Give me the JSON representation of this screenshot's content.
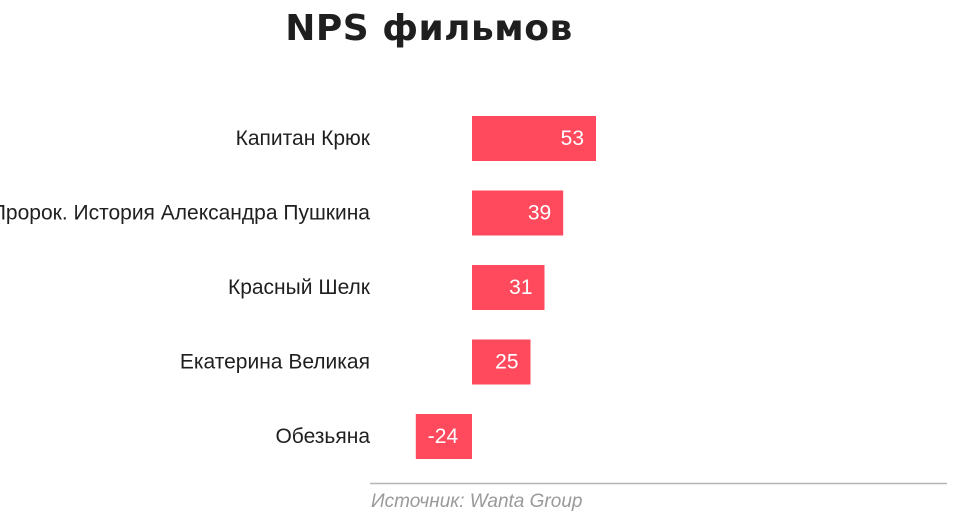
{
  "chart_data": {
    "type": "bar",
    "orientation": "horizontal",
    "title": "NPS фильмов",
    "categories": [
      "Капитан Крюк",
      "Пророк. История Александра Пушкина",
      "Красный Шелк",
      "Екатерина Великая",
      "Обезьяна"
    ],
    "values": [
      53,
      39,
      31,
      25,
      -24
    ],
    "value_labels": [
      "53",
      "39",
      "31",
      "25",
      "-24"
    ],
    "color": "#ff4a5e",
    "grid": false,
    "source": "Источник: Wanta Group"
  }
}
————
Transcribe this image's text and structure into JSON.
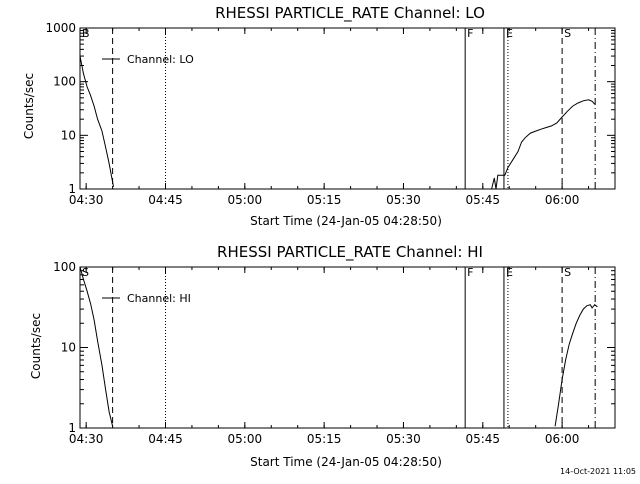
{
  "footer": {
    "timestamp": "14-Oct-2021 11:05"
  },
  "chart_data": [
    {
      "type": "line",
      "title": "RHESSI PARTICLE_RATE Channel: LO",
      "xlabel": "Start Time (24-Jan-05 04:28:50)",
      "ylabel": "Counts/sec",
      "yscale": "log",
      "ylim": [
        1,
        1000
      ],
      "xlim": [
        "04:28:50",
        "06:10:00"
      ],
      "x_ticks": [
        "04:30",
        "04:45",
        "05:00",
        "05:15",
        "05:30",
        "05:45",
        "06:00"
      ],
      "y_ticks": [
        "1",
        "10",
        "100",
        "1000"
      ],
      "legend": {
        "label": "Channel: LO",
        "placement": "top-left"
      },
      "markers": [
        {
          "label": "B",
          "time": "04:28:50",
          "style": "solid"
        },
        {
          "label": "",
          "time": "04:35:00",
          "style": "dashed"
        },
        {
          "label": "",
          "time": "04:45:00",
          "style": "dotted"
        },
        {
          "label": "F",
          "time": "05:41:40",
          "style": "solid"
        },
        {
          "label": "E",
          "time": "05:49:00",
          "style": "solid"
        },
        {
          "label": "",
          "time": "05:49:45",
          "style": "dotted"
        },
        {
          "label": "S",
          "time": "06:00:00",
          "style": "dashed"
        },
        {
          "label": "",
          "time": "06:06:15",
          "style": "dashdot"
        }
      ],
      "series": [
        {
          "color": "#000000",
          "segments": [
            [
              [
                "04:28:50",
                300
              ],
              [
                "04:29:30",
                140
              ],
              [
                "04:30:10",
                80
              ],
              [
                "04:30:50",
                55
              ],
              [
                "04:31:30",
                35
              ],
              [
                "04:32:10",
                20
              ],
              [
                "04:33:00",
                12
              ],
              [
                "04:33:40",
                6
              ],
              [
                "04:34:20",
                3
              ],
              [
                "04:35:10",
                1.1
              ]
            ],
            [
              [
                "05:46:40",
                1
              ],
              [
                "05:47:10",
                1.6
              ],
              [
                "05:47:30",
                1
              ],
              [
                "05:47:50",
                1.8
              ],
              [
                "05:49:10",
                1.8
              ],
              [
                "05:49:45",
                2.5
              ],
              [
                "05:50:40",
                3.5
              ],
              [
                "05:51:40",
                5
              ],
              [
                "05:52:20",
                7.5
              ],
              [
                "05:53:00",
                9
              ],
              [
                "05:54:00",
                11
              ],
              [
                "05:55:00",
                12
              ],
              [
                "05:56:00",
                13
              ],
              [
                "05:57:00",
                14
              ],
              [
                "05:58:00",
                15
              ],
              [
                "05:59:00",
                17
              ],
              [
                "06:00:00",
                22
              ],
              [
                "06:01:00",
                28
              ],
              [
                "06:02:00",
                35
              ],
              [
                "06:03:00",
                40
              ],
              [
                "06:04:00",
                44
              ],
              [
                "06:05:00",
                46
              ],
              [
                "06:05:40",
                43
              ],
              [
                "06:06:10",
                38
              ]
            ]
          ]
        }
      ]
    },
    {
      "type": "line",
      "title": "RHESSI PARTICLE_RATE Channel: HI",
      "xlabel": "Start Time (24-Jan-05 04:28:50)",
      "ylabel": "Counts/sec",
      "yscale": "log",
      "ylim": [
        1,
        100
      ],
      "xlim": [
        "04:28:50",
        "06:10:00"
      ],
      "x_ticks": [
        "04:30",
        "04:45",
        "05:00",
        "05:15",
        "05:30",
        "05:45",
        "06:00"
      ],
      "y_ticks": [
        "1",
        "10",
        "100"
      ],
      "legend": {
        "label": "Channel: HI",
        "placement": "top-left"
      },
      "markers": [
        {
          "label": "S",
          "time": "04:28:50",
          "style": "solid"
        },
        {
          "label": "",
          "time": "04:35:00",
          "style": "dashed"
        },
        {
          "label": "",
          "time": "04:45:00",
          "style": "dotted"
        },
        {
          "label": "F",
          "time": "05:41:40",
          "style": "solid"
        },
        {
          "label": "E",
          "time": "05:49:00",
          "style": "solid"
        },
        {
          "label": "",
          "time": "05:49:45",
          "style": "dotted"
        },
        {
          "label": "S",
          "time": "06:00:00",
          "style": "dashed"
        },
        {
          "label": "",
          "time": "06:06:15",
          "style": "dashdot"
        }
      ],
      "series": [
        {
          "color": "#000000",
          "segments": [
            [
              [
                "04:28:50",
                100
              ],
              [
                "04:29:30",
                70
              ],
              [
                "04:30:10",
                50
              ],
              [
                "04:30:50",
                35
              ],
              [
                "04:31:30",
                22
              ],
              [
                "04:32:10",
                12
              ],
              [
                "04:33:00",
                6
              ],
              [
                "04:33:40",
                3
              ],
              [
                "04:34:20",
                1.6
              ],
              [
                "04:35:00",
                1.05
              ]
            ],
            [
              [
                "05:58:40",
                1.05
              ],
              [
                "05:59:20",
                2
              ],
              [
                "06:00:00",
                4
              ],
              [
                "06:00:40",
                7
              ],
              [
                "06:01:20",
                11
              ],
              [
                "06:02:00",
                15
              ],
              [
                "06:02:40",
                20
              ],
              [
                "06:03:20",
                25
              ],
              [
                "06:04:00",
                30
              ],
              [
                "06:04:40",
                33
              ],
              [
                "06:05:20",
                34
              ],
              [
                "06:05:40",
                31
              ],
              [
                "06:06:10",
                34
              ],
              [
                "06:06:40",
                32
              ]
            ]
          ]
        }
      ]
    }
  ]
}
————
§ REQUIREMENT:
Filter the entries down to the lines with the word "JSON" in them.

§ TASK ANSWER:
Give me the JSON representation of this screenshot's content.
Transcribe this image's text and structure into JSON.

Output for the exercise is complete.